WHAT IS EXPECTED: Show each line of the data below that has the string "Model" in it.

* BEGIN *

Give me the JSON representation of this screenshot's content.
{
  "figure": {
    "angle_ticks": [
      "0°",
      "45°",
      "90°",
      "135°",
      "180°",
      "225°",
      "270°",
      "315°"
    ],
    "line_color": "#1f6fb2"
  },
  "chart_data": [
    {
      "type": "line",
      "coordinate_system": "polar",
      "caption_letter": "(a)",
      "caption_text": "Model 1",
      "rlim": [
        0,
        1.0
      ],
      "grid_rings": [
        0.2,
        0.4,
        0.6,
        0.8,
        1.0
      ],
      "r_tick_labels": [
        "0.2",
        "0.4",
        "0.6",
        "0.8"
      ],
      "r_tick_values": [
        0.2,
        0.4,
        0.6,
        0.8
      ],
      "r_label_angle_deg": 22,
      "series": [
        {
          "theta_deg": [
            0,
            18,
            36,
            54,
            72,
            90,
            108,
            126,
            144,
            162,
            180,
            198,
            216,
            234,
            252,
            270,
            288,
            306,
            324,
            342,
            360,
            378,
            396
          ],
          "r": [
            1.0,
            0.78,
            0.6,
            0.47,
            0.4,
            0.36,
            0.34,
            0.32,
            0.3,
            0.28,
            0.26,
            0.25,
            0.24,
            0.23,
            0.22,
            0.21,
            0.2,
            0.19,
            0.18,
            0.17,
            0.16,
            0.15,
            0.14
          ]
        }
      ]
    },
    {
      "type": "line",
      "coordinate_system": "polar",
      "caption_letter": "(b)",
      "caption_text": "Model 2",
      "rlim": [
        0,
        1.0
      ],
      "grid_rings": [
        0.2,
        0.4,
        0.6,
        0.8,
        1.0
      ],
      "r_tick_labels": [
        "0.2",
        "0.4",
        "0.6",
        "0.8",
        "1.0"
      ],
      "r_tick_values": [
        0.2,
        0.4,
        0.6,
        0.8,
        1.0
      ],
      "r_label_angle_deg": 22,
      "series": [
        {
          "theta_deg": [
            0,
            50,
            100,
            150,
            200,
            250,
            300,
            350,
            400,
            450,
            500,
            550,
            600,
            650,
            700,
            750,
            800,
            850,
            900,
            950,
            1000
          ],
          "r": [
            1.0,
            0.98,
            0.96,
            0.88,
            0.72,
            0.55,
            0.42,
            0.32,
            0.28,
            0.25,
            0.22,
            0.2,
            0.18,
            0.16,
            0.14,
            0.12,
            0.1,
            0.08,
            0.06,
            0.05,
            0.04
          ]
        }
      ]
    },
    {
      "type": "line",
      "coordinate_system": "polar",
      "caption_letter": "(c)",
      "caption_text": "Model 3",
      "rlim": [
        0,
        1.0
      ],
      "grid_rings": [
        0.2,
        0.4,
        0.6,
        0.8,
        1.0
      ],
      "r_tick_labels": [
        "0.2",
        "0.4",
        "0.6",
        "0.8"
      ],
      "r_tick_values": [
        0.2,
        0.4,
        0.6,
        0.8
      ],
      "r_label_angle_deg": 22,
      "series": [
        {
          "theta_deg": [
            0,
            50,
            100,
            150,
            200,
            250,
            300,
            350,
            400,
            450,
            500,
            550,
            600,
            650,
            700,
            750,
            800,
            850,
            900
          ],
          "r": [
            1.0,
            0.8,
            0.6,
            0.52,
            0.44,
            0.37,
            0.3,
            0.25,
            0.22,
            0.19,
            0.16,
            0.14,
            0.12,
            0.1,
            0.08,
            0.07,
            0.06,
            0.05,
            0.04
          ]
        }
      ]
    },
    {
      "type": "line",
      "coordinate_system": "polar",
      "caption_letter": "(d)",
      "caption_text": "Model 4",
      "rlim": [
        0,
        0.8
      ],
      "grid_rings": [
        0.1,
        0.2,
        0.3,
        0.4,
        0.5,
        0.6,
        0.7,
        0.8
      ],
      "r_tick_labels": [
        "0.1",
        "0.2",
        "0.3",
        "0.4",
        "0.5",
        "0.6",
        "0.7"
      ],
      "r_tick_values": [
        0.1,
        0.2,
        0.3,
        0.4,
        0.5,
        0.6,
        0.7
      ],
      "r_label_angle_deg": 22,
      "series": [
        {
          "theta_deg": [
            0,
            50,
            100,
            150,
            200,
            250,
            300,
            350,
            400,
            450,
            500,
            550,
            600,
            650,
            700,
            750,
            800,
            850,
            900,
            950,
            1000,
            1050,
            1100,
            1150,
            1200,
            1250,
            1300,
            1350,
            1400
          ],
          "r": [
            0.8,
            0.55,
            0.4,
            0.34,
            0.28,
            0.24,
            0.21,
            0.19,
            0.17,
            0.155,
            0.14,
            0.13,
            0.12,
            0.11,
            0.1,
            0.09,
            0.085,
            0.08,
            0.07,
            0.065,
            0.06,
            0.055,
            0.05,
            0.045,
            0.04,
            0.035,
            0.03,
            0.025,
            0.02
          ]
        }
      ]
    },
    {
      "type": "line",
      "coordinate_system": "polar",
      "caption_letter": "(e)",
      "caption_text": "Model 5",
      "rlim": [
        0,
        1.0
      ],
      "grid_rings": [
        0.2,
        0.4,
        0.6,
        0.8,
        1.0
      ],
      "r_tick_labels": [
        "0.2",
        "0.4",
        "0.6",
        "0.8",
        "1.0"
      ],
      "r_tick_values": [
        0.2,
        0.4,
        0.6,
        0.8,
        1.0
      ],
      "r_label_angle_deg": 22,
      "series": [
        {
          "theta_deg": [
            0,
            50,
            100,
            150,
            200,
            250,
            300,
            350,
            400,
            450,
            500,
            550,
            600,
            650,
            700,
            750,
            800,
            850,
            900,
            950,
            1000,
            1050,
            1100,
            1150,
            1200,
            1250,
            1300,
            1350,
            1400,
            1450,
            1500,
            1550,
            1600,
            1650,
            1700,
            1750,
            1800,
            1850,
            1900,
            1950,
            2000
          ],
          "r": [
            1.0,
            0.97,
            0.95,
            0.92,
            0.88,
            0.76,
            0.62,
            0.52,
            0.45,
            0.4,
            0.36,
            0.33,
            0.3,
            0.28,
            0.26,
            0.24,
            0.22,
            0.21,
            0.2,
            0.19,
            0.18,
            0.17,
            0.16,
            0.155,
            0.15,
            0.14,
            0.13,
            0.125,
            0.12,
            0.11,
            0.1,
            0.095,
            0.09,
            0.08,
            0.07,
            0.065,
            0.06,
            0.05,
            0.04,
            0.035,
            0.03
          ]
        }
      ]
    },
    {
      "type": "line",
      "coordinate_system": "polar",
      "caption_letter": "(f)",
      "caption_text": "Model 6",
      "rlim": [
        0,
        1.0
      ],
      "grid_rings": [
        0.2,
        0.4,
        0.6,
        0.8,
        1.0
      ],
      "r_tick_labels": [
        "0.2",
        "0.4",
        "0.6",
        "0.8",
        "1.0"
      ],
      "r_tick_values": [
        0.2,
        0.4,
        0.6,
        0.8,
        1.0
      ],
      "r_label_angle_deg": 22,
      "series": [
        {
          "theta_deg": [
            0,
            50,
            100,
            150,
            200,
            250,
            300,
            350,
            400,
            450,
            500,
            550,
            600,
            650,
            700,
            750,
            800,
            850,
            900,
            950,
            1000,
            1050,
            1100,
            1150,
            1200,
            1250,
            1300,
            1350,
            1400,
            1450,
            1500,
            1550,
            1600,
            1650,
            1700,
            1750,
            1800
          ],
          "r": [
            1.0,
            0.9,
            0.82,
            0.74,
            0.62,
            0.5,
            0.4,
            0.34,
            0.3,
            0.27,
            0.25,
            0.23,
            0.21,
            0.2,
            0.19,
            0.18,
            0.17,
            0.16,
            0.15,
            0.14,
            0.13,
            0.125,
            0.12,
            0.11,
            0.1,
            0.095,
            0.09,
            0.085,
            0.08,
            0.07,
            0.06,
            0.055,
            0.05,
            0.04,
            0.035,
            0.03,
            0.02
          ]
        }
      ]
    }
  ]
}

* END *

FINISHED ANSWER:
      "caption_text": "Model 1",
      "caption_text": "Model 2",
      "caption_text": "Model 3",
      "caption_text": "Model 4",
      "caption_text": "Model 5",
      "caption_text": "Model 6",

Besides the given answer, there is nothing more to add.